▶

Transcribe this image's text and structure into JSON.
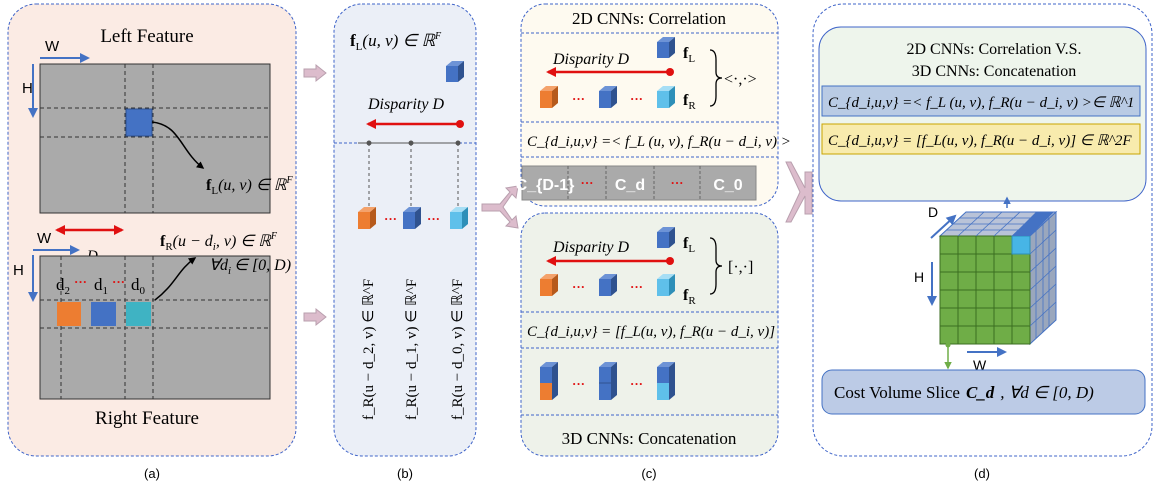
{
  "panel_a": {
    "left_feature_title": "Left Feature",
    "right_feature_title": "Right Feature",
    "w_label": "W",
    "h_label": "H",
    "fL_label": "f",
    "fL_sub": "L",
    "fL_rest": "(u, v) ∈ ℝ",
    "fL_sup": "F",
    "fR_label": "f",
    "fR_sub": "R",
    "fR_rest": "(u − d",
    "fR_sub2": "i",
    "fR_rest2": ", v) ∈ ℝ",
    "fR_sup": "F",
    "forall_text": "∀d",
    "forall_sub": "i",
    "forall_rest": "∈ [0, D)",
    "d_label": "D",
    "d2": "d",
    "d2_sub": "2",
    "d1": "d",
    "d1_sub": "1",
    "d0": "d",
    "d0_sub": "0",
    "dots": "···",
    "caption": "(a)"
  },
  "panel_b": {
    "fL_label": "f",
    "fL_sub": "L",
    "fL_rest": "(u, v) ∈ ℝ",
    "fL_sup": "F",
    "disparity_label": "Disparity D",
    "vertical_labels": [
      "f_R(u − d_2, v) ∈ ℝ^F",
      "f_R(u − d_1, v) ∈ ℝ^F",
      "f_R(u − d_0, v) ∈ ℝ^F"
    ],
    "dots": "···",
    "caption": "(b)"
  },
  "panel_c": {
    "top_title": "2D CNNs: Correlation",
    "bottom_title": "3D CNNs: Concatenation",
    "disparity_label": "Disparity D",
    "fL": "f",
    "fL_sub": "L",
    "fR": "f",
    "fR_sub": "R",
    "corr_op": "<·,·>",
    "concat_op": "[·,·]",
    "corr_formula": "C_{d_i,u,v} =< f_L (u, v), f_R(u − d_i, v) >",
    "concat_formula": "C_{d_i,u,v} = [f_L(u, v), f_R(u − d_i, v)]",
    "slices": [
      "C_{D-1}",
      "···",
      "C_d",
      "···",
      "C_0"
    ],
    "dots": "···",
    "caption": "(c)"
  },
  "panel_d": {
    "title_line1": "2D CNNs: Correlation V.S.",
    "title_line2": "3D CNNs: Concatenation",
    "corr_formula": "C_{d_i,u,v} =< f_L (u, v), f_R(u − d_i, v) >∈ ℝ^1",
    "concat_formula": "C_{d_i,u,v} = [f_L(u, v), f_R(u − d_i, v)] ∈ ℝ^2F",
    "d_axis": "D",
    "h_axis": "H",
    "w_axis": "W",
    "slice_label": "Cost Volume Slice",
    "slice_symbol": "C_d",
    "slice_range": ", ∀d ∈ [0, D)",
    "caption": "(d)"
  },
  "colors": {
    "panel_a_bg": "#fbebe4",
    "panel_b_bg": "#ebeff7",
    "panel_c_top_bg": "#fefaf0",
    "panel_c_bottom_bg": "#eef2ea",
    "panel_d_bg": "#ffffff",
    "panel_d_inner_bg": "#eef5ec",
    "corr_formula_bg": "#b9cbe4",
    "concat_formula_bg": "#f8ebad",
    "slice_box_bg": "#bccbe6",
    "feature_gray": "#aaaaaa",
    "border_blue": "#3f64c9",
    "arrow_red": "#e01010",
    "arrow_blue": "#4472c4",
    "cube_green": "#6fad47",
    "cube_cyan": "#47b5e6",
    "cube_orange": "#ed7d31",
    "cube_blue": "#4472c4",
    "cube_teal": "#3fb3c3",
    "connector_pink": "#dcbccc"
  }
}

◀

§ Aim of the exercise
Transcribe each entry above exactly, apart from the pictures.

§ Expected answer
Transcribe this image's text and structure into JSON.
{
  "panel_a": {
    "left_feature_title": "Left Feature",
    "right_feature_title": "Right Feature",
    "w_label": "W",
    "h_label": "H",
    "fL_label": "f",
    "fL_sub": "L",
    "fL_rest": "(u, v) ∈ ℝ",
    "fL_sup": "F",
    "fR_label": "f",
    "fR_sub": "R",
    "fR_rest": "(u − d",
    "fR_sub2": "i",
    "fR_rest2": ", v) ∈ ℝ",
    "fR_sup": "F",
    "forall_text": "∀d",
    "forall_sub": "i",
    "forall_rest": "∈ [0, D)",
    "d_label": "D",
    "d2": "d",
    "d2_sub": "2",
    "d1": "d",
    "d1_sub": "1",
    "d0": "d",
    "d0_sub": "0",
    "dots": "···",
    "caption": "(a)"
  },
  "panel_b": {
    "fL_label": "f",
    "fL_sub": "L",
    "fL_rest": "(u, v) ∈ ℝ",
    "fL_sup": "F",
    "disparity_label": "Disparity D",
    "vertical_labels": [
      "f_R(u − d_2, v) ∈ ℝ^F",
      "f_R(u − d_1, v) ∈ ℝ^F",
      "f_R(u − d_0, v) ∈ ℝ^F"
    ],
    "dots": "···",
    "caption": "(b)"
  },
  "panel_c": {
    "top_title": "2D CNNs: Correlation",
    "bottom_title": "3D CNNs: Concatenation",
    "disparity_label": "Disparity D",
    "fL": "f",
    "fL_sub": "L",
    "fR": "f",
    "fR_sub": "R",
    "corr_op": "<·,·>",
    "concat_op": "[·,·]",
    "corr_formula": "C_{d_i,u,v} =< f_L (u, v), f_R(u − d_i, v) >",
    "concat_formula": "C_{d_i,u,v} = [f_L(u, v), f_R(u − d_i, v)]",
    "slices": [
      "C_{D-1}",
      "···",
      "C_d",
      "···",
      "C_0"
    ],
    "dots": "···",
    "caption": "(c)"
  },
  "panel_d": {
    "title_line1": "2D CNNs: Correlation V.S.",
    "title_line2": "3D CNNs: Concatenation",
    "corr_formula": "C_{d_i,u,v} =< f_L (u, v), f_R(u − d_i, v) >∈ ℝ^1",
    "concat_formula": "C_{d_i,u,v} = [f_L(u, v), f_R(u − d_i, v)] ∈ ℝ^2F",
    "d_axis": "D",
    "h_axis": "H",
    "w_axis": "W",
    "slice_label": "Cost Volume Slice",
    "slice_symbol": "C_d",
    "slice_range": ", ∀d ∈ [0, D)",
    "caption": "(d)"
  },
  "colors": {
    "panel_a_bg": "#fbebe4",
    "panel_b_bg": "#ebeff7",
    "panel_c_top_bg": "#fefaf0",
    "panel_c_bottom_bg": "#eef2ea",
    "panel_d_bg": "#ffffff",
    "panel_d_inner_bg": "#eef5ec",
    "corr_formula_bg": "#b9cbe4",
    "concat_formula_bg": "#f8ebad",
    "slice_box_bg": "#bccbe6",
    "feature_gray": "#aaaaaa",
    "border_blue": "#3f64c9",
    "arrow_red": "#e01010",
    "arrow_blue": "#4472c4",
    "cube_green": "#6fad47",
    "cube_cyan": "#47b5e6",
    "cube_orange": "#ed7d31",
    "cube_blue": "#4472c4",
    "cube_teal": "#3fb3c3",
    "connector_pink": "#dcbccc"
  }
}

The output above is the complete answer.